Copy out each line in the material below that has the word "units".

Data section:
═══

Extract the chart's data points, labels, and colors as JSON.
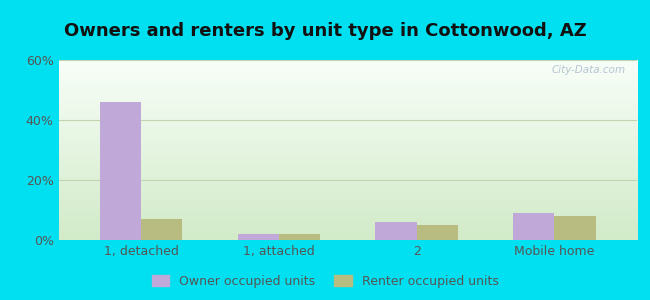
{
  "title": "Owners and renters by unit type in Cottonwood, AZ",
  "title_fontsize": 13,
  "categories": [
    "1, detached",
    "1, attached",
    "2",
    "Mobile home"
  ],
  "owner_values": [
    46,
    2,
    6,
    9
  ],
  "renter_values": [
    7,
    2,
    5,
    8
  ],
  "owner_color": "#c0a8d8",
  "renter_color": "#b8bc80",
  "ylim": [
    0,
    60
  ],
  "yticks": [
    0,
    20,
    40,
    60
  ],
  "ytick_labels": [
    "0%",
    "20%",
    "40%",
    "60%"
  ],
  "outer_bg": "#00e0f0",
  "plot_bg_top": "#e8f5e0",
  "plot_bg_bottom": "#f8fef4",
  "legend_owner": "Owner occupied units",
  "legend_renter": "Renter occupied units",
  "bar_width": 0.3,
  "watermark": "City-Data.com"
}
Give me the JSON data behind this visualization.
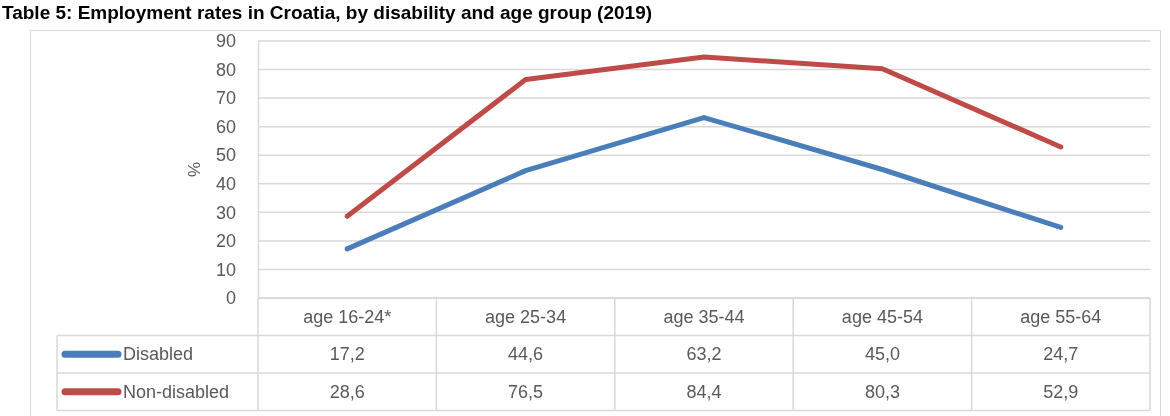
{
  "chart_data": {
    "type": "line",
    "title": "Table 5: Employment rates in Croatia, by disability and age group (2019)",
    "ylabel": "%",
    "categories": [
      "age 16-24*",
      "age 25-34",
      "age 35-44",
      "age 45-54",
      "age 55-64"
    ],
    "series": [
      {
        "name": "Disabled",
        "color": "#4a7ebb",
        "values": [
          17.2,
          44.6,
          63.2,
          45.0,
          24.7
        ],
        "value_labels": [
          "17,2",
          "44,6",
          "63,2",
          "45,0",
          "24,7"
        ]
      },
      {
        "name": "Non-disabled",
        "color": "#be4b48",
        "values": [
          28.6,
          76.5,
          84.4,
          80.3,
          52.9
        ],
        "value_labels": [
          "28,6",
          "76,5",
          "84,4",
          "80,3",
          "52,9"
        ]
      }
    ],
    "ylim": [
      0,
      90
    ],
    "yticks": [
      0,
      10,
      20,
      30,
      40,
      50,
      60,
      70,
      80,
      90
    ],
    "grid": "y",
    "legend": "bottom"
  }
}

═══

Correct answer:
  "legend_owner": "Owner occupied units",
  "legend_renter": "Renter occupied units",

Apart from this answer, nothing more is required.